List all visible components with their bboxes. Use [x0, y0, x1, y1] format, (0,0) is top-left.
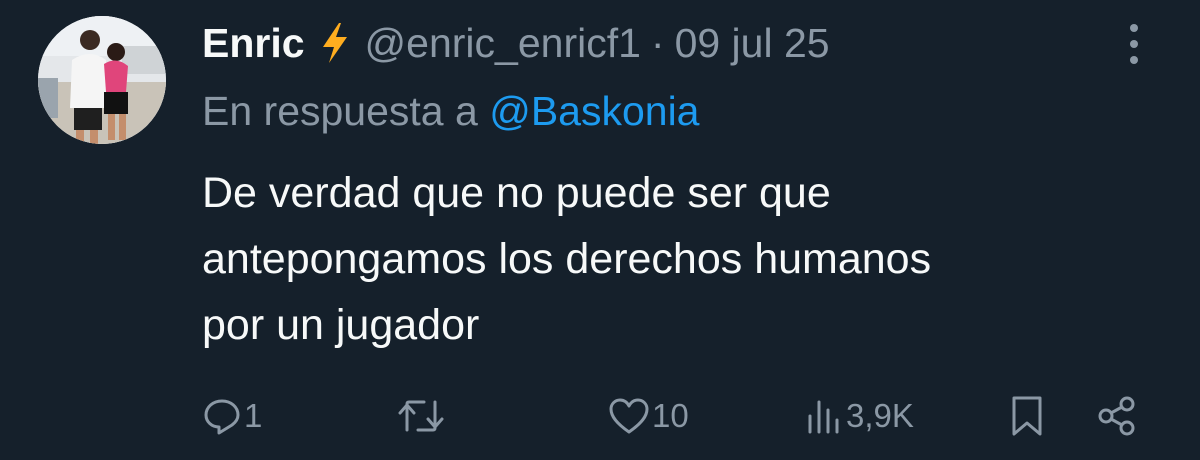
reply-icon [202, 396, 242, 436]
tweet-text: De verdad que no puede ser que anteponga… [202, 160, 1162, 358]
reply-button[interactable]: 1 [202, 386, 262, 446]
tweet-text-line: De verdad que no puede ser que [202, 169, 831, 217]
tweet-card: Enric @enric_enricf1 · 09 jul 25 En resp… [0, 0, 1200, 460]
reply-count: 1 [244, 397, 263, 434]
reply-context: En respuesta a @Baskonia [202, 82, 700, 140]
bookmark-icon [1010, 395, 1044, 437]
analytics-icon [804, 396, 844, 436]
reply-to-mention[interactable]: @Baskonia [489, 88, 699, 134]
heart-icon [608, 396, 650, 436]
tweet-date[interactable]: 09 jul 25 [675, 14, 830, 72]
tweet-text-line: por un jugador [202, 301, 480, 349]
retweet-icon [398, 396, 444, 436]
views-button[interactable]: 3,9K [804, 386, 914, 446]
share-icon [1096, 395, 1138, 437]
like-count: 10 [652, 397, 689, 434]
share-button[interactable] [1096, 386, 1138, 446]
user-handle[interactable]: @enric_enricf1 [365, 14, 641, 72]
bookmark-button[interactable] [1010, 386, 1044, 446]
display-name[interactable]: Enric [202, 14, 305, 72]
tweet-text-line: antepongamos los derechos humanos [202, 235, 932, 283]
retweet-button[interactable] [398, 386, 446, 446]
action-bar: 1 10 3,9K [0, 386, 1200, 446]
avatar[interactable] [38, 16, 166, 144]
lightning-bolt-icon [319, 21, 351, 65]
tweet-header: Enric @enric_enricf1 · 09 jul 25 [202, 14, 830, 72]
reply-prefix: En respuesta a [202, 88, 478, 134]
like-button[interactable]: 10 [608, 386, 689, 446]
more-options-icon[interactable] [1118, 20, 1150, 68]
separator-dot: · [650, 20, 665, 66]
views-count: 3,9K [846, 397, 914, 434]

What you need to do
Rewrite the listing above with every "interactable" changed to "clickable" and all other text left intact. Omit the pictures.

Response below
List all visible components with their bboxes. Use [x0, y0, x1, y1] format, (0,0) is top-left.
reply-icon [202, 396, 242, 436]
tweet-text: De verdad que no puede ser que anteponga… [202, 160, 1162, 358]
reply-button[clickable]: 1 [202, 386, 262, 446]
tweet-text-line: De verdad que no puede ser que [202, 169, 831, 217]
tweet-card: Enric @enric_enricf1 · 09 jul 25 En resp… [0, 0, 1200, 460]
reply-count: 1 [244, 397, 263, 434]
reply-context: En respuesta a @Baskonia [202, 82, 700, 140]
bookmark-icon [1010, 395, 1044, 437]
analytics-icon [804, 396, 844, 436]
reply-to-mention[clickable]: @Baskonia [489, 88, 699, 134]
heart-icon [608, 396, 650, 436]
tweet-date[clickable]: 09 jul 25 [675, 14, 830, 72]
tweet-text-line: por un jugador [202, 301, 480, 349]
retweet-icon [398, 396, 444, 436]
views-button[clickable]: 3,9K [804, 386, 914, 446]
share-icon [1096, 395, 1138, 437]
like-count: 10 [652, 397, 689, 434]
share-button[clickable] [1096, 386, 1138, 446]
user-handle[clickable]: @enric_enricf1 [365, 14, 641, 72]
bookmark-button[clickable] [1010, 386, 1044, 446]
display-name[clickable]: Enric [202, 14, 305, 72]
tweet-text-line: antepongamos los derechos humanos [202, 235, 932, 283]
retweet-button[clickable] [398, 386, 446, 446]
action-bar: 1 10 3,9K [0, 386, 1200, 446]
avatar[clickable] [38, 16, 166, 144]
lightning-bolt-icon [319, 21, 351, 65]
tweet-header: Enric @enric_enricf1 · 09 jul 25 [202, 14, 830, 72]
reply-prefix: En respuesta a [202, 88, 478, 134]
like-button[clickable]: 10 [608, 386, 689, 446]
more-options-icon[clickable] [1118, 20, 1150, 68]
separator-dot: · [650, 20, 665, 66]
views-count: 3,9K [846, 397, 914, 434]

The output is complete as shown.